▶ _PROBLEM DESCRIPTION_
Word for word, restate every line of the listing that follows.

═══ SOURCE MATERIAL

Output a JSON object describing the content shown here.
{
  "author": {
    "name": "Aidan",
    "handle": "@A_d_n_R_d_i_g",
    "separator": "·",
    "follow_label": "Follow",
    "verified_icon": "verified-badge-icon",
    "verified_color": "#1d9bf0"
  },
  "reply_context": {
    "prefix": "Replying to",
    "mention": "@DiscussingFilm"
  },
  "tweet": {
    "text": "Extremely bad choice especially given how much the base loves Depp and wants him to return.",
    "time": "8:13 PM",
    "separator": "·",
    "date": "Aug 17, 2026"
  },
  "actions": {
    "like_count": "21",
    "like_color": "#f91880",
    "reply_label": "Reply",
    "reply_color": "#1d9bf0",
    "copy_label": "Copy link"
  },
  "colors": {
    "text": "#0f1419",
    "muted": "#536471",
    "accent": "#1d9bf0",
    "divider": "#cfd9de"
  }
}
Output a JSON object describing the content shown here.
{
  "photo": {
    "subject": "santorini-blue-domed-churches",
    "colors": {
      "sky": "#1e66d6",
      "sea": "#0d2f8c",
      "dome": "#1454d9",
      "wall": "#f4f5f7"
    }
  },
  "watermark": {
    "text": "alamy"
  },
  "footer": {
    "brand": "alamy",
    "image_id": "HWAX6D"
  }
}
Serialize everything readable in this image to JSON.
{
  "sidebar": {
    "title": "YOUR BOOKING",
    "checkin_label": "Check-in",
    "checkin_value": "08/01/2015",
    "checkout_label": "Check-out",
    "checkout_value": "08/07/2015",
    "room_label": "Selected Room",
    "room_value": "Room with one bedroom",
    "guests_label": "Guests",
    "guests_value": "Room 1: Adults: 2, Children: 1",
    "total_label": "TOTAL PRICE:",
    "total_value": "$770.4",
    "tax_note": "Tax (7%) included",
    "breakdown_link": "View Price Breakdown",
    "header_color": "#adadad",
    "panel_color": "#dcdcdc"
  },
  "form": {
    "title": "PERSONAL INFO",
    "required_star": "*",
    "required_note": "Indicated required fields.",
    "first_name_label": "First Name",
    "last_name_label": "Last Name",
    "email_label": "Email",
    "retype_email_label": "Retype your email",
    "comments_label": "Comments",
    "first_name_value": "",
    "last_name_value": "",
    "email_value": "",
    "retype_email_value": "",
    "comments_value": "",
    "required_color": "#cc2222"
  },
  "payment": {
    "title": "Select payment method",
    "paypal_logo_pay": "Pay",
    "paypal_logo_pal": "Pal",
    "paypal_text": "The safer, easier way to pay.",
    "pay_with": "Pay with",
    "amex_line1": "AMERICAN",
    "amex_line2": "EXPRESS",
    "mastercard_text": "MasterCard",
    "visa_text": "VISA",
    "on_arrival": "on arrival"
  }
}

══════

▶ _THE SOLUTION_
Output a JSON object describing the content shown here.
{
  "author": {
    "name": "Aidan",
    "handle": "@A_d_n_R_d_i_g",
    "separator": "·",
    "follow_label": "Follow",
    "verified_icon": "verified-badge-icon",
    "verified_color": "#1d9bf0"
  },
  "reply_context": {
    "prefix": "Replying to",
    "mention": "@DiscussingFilm"
  },
  "tweet": {
    "text": "Extremely bad choice especially given how much the base loves Depp and wants him to return.",
    "time": "8:13 PM",
    "separator": "·",
    "date": "Aug 17, 2026"
  },
  "actions": {
    "like_count": "21",
    "like_color": "#f91880",
    "reply_label": "Reply",
    "reply_color": "#1d9bf0",
    "copy_label": "Copy link"
  },
  "colors": {
    "text": "#0f1419",
    "muted": "#536471",
    "accent": "#1d9bf0",
    "divider": "#cfd9de"
  }
}
Output a JSON object describing the content shown here.
{
  "photo": {
    "subject": "santorini-blue-domed-churches",
    "colors": {
      "sky": "#1e66d6",
      "sea": "#0d2f8c",
      "dome": "#1454d9",
      "wall": "#f4f5f7"
    }
  },
  "watermark": {
    "text": "alamy"
  },
  "footer": {
    "brand": "alamy",
    "image_id": "HWAX6D"
  }
}
Serialize everything readable in this image to JSON.
{
  "sidebar": {
    "title": "YOUR BOOKING",
    "checkin_label": "Check-in",
    "checkin_value": "08/01/2015",
    "checkout_label": "Check-out",
    "checkout_value": "08/07/2015",
    "room_label": "Selected Room",
    "room_value": "Room with one bedroom",
    "guests_label": "Guests",
    "guests_value": "Room 1: Adults: 2, Children: 1",
    "total_label": "TOTAL PRICE:",
    "total_value": "$770.4",
    "tax_note": "Tax (7%) included",
    "breakdown_link": "View Price Breakdown",
    "header_color": "#adadad",
    "panel_color": "#dcdcdc"
  },
  "form": {
    "title": "PERSONAL INFO",
    "required_star": "*",
    "required_note": "Indicated required fields.",
    "first_name_label": "First Name",
    "last_name_label": "Last Name",
    "email_label": "Email",
    "retype_email_label": "Retype your email",
    "comments_label": "Comments",
    "first_name_value": "",
    "last_name_value": "",
    "email_value": "",
    "retype_email_value": "",
    "comments_value": "",
    "required_color": "#cc2222"
  },
  "payment": {
    "title": "Select payment method",
    "paypal_logo_pay": "Pay",
    "paypal_logo_pal": "Pal",
    "paypal_text": "The safer, easier way to pay.",
    "pay_with": "Pay with",
    "amex_line1": "AMERICAN",
    "amex_line2": "EXPRESS",
    "mastercard_text": "MasterCard",
    "visa_text": "VISA",
    "on_arrival": "on arrival"
  }
}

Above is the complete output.